(Saved data entries)
....

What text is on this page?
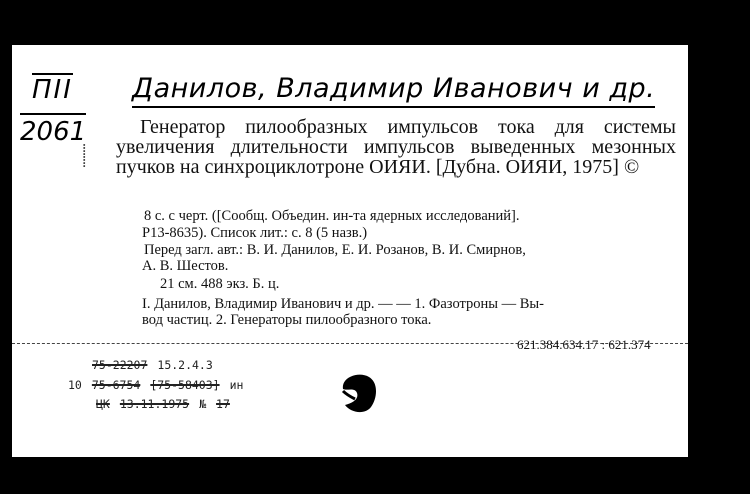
ПІІ
2061
⁞
⁞
Данилов, Владимир Иванович и др.
Генератор пилообразных импульсов тока для системы увеличения длительности импульсов выведенных мезонных пучков на синхроциклотроне ОИЯИ. [Дубна. ОИЯИ, 1975] ©
8 с. с черт. ([Сообщ. Объедин. ин-та ядерных исследований].
Р13-8635). Список лит.: с. 8 (5 назв.)
Перед загл. авт.: В. И. Данилов, Е. И. Розанов, В. И. Смирнов,
А. В. Шестов.
21 см. 488 экз. Б. ц.
I. Данилов, Владимир Иванович и др. — — 1. Фазотроны — Вы-
вод частиц. 2. Генераторы пилообразного тока.
621.384.634.17 : 621.374
75-22207 15.2.4.3
10 75-6754 [75-58403] ин
ЦК 13.11.1975 № 17
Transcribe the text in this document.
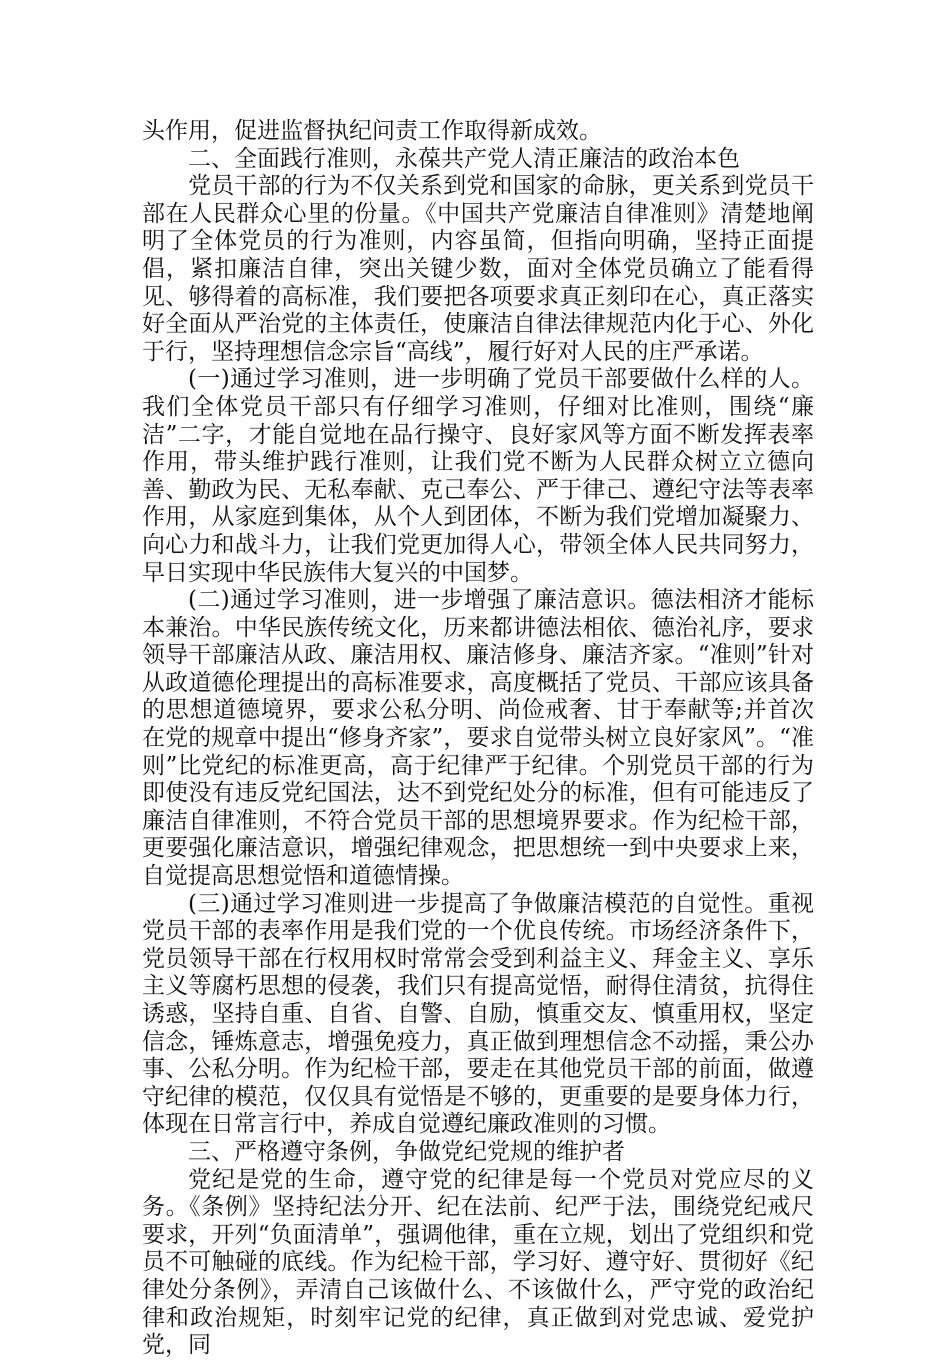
头作用，促进监督执纪问责工作取得新成效。

二、全面践行准则，永葆共产党人清正廉洁的政治本色

党员干部的行为不仅关系到党和国家的命脉，更关系到党员干部在人民群众心里的份量。《中国共产党廉洁自律准则》清楚地阐明了全体党员的行为准则，内容虽简，但指向明确，坚持正面提倡，紧扣廉洁自律，突出关键少数，面对全体党员确立了能看得见、够得着的高标准，我们要把各项要求真正刻印在心，真正落实好全面从严治党的主体责任，使廉洁自律法律规范内化于心、外化于行，坚持理想信念宗旨“高线”，履行好对人民的庄严承诺。

(一)通过学习准则，进一步明确了党员干部要做什么样的人。我们全体党员干部只有仔细学习准则，仔细对比准则，围绕“廉洁”二字，才能自觉地在品行操守、良好家风等方面不断发挥表率作用，带头维护践行准则，让我们党不断为人民群众树立立德向善、勤政为民、无私奉献、克己奉公、严于律己、遵纪守法等表率作用，从家庭到集体，从个人到团体，不断为我们党增加凝聚力、向心力和战斗力，让我们党更加得人心，带领全体人民共同努力，早日实现中华民族伟大复兴的中国梦。

(二)通过学习准则，进一步增强了廉洁意识。德法相济才能标本兼治。中华民族传统文化，历来都讲德法相依、德治礼序，要求领导干部廉洁从政、廉洁用权、廉洁修身、廉洁齐家。“准则”针对从政道德伦理提出的高标准要求，高度概括了党员、干部应该具备的思想道德境界，要求公私分明、尚俭戒奢、甘于奉献等;并首次在党的规章中提出“修身齐家”，要求自觉带头树立良好家风”。“准则”比党纪的标准更高，高于纪律严于纪律。个别党员干部的行为即使没有违反党纪国法，达不到党纪处分的标准，但有可能违反了廉洁自律准则，不符合党员干部的思想境界要求。作为纪检干部，更要强化廉洁意识，增强纪律观念，把思想统一到中央要求上来，自觉提高思想觉悟和道德情操。

(三)通过学习准则进一步提高了争做廉洁模范的自觉性。重视党员干部的表率作用是我们党的一个优良传统。市场经济条件下，党员领导干部在行权用权时常常会受到利益主义、拜金主义、享乐主义等腐朽思想的侵袭，我们只有提高觉悟，耐得住清贫，抗得住诱惑，坚持自重、自省、自警、自励，慎重交友、慎重用权，坚定信念，锤炼意志，增强免疫力，真正做到理想信念不动摇，秉公办事、公私分明。作为纪检干部，要走在其他党员干部的前面，做遵守纪律的模范，仅仅具有觉悟是不够的，更重要的是要身体力行，体现在日常言行中，养成自觉遵纪廉政准则的习惯。

三、严格遵守条例，争做党纪党规的维护者

党纪是党的生命，遵守党的纪律是每一个党员对党应尽的义务。《条例》坚持纪法分开、纪在法前、纪严于法，围绕党纪戒尺要求，开列“负面清单”，强调他律，重在立规，划出了党组织和党员不可触碰的底线。作为纪检干部，学习好、遵守好、贯彻好《纪律处分条例》，弄清自己该做什么、不该做什么，严守党的政治纪律和政治规矩，时刻牢记党的纪律，真正做到对党忠诚、爱党护党，同
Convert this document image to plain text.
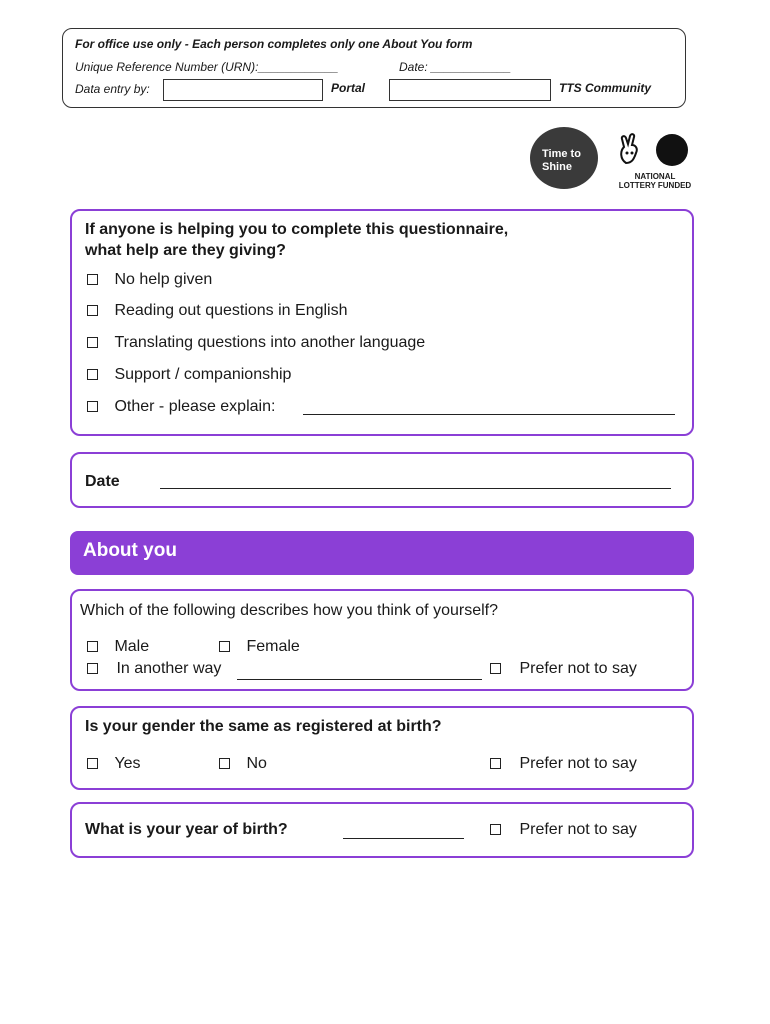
For office use only - Each person completes only one About You form
Unique Reference Number (URN):____________	Date: ____________
Data entry by:	Portal	TTS Community
Time to
Shine
NATIONAL
LOTTERY FUNDED
If anyone is helping you to complete this questionnaire,
what help are they giving?
No help given
Reading out questions in English
Translating questions into another language
Support / companionship
Other - please explain:
Date
About you
Which of the following describes how you think of yourself?
Male	Female
In another way	Prefer not to say
Is your gender the same as registered at birth?
Yes	No	Prefer not to say
What is your year of birth?	Prefer not to say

....

Aim of the task: Exclude the pictures, and transcribe all of the material exactly.

Result of this exercise:
What text is on this page?
ПІІ
2061
⁞
⁞
Данилов, Владимир Иванович и др.
Генератор пилообразных импульсов тока для системы увеличения длительности импульсов выведенных мезонных пучков на синхроциклотроне ОИЯИ. [Дубна. ОИЯИ, 1975] ©
8 с. с черт. ([Сообщ. Объедин. ин-та ядерных исследований].
Р13-8635). Список лит.: с. 8 (5 назв.)
Перед загл. авт.: В. И. Данилов, Е. И. Розанов, В. И. Смирнов,
А. В. Шестов.
21 см. 488 экз. Б. ц.
I. Данилов, Владимир Иванович и др. — — 1. Фазотроны — Вы-
вод частиц. 2. Генераторы пилообразного тока.
621.384.634.17 : 621.374
75-22207 15.2.4.3
10 75-6754 [75-58403] ин
ЦК 13.11.1975 № 17
Transcribe the text in this document.
头作用，促进监督执纪问责工作取得新成效。

二、全面践行准则，永葆共产党人清正廉洁的政治本色

党员干部的行为不仅关系到党和国家的命脉，更关系到党员干部在人民群众心里的份量。《中国共产党廉洁自律准则》清楚地阐明了全体党员的行为准则，内容虽简，但指向明确，坚持正面提倡，紧扣廉洁自律，突出关键少数，面对全体党员确立了能看得见、够得着的高标准，我们要把各项要求真正刻印在心，真正落实好全面从严治党的主体责任，使廉洁自律法律规范内化于心、外化于行，坚持理想信念宗旨“高线”，履行好对人民的庄严承诺。

(一)通过学习准则，进一步明确了党员干部要做什么样的人。我们全体党员干部只有仔细学习准则，仔细对比准则，围绕“廉洁”二字，才能自觉地在品行操守、良好家风等方面不断发挥表率作用，带头维护践行准则，让我们党不断为人民群众树立立德向善、勤政为民、无私奉献、克己奉公、严于律己、遵纪守法等表率作用，从家庭到集体，从个人到团体，不断为我们党增加凝聚力、向心力和战斗力，让我们党更加得人心，带领全体人民共同努力，早日实现中华民族伟大复兴的中国梦。

(二)通过学习准则，进一步增强了廉洁意识。德法相济才能标本兼治。中华民族传统文化，历来都讲德法相依、德治礼序，要求领导干部廉洁从政、廉洁用权、廉洁修身、廉洁齐家。“准则”针对从政道德伦理提出的高标准要求，高度概括了党员、干部应该具备的思想道德境界，要求公私分明、尚俭戒奢、甘于奉献等;并首次在党的规章中提出“修身齐家”，要求自觉带头树立良好家风”。“准则”比党纪的标准更高，高于纪律严于纪律。个别党员干部的行为即使没有违反党纪国法，达不到党纪处分的标准，但有可能违反了廉洁自律准则，不符合党员干部的思想境界要求。作为纪检干部，更要强化廉洁意识，增强纪律观念，把思想统一到中央要求上来，自觉提高思想觉悟和道德情操。

(三)通过学习准则进一步提高了争做廉洁模范的自觉性。重视党员干部的表率作用是我们党的一个优良传统。市场经济条件下，党员领导干部在行权用权时常常会受到利益主义、拜金主义、享乐主义等腐朽思想的侵袭，我们只有提高觉悟，耐得住清贫，抗得住诱惑，坚持自重、自省、自警、自励，慎重交友、慎重用权，坚定信念，锤炼意志，增强免疫力，真正做到理想信念不动摇，秉公办事、公私分明。作为纪检干部，要走在其他党员干部的前面，做遵守纪律的模范，仅仅具有觉悟是不够的，更重要的是要身体力行，体现在日常言行中，养成自觉遵纪廉政准则的习惯。

三、严格遵守条例，争做党纪党规的维护者

党纪是党的生命，遵守党的纪律是每一个党员对党应尽的义务。《条例》坚持纪法分开、纪在法前、纪严于法，围绕党纪戒尺要求，开列“负面清单”，强调他律，重在立规，划出了党组织和党员不可触碰的底线。作为纪检干部，学习好、遵守好、贯彻好《纪律处分条例》，弄清自己该做什么、不该做什么，严守党的政治纪律和政治规矩，时刻牢记党的纪律，真正做到对党忠诚、爱党护党，同
Convert this document image to plain text.
For office use only - Each person completes only one About You form
Unique Reference Number (URN):____________	Date: ____________
Data entry by:	Portal	TTS Community
Time to
Shine
NATIONAL
LOTTERY FUNDED
If anyone is helping you to complete this questionnaire,
what help are they giving?
No help given
Reading out questions in English
Translating questions into another language
Support / companionship
Other - please explain:
Date
About you
Which of the following describes how you think of yourself?
Male	Female
In another way	Prefer not to say
Is your gender the same as registered at birth?
Yes	No	Prefer not to say
What is your year of birth?	Prefer not to say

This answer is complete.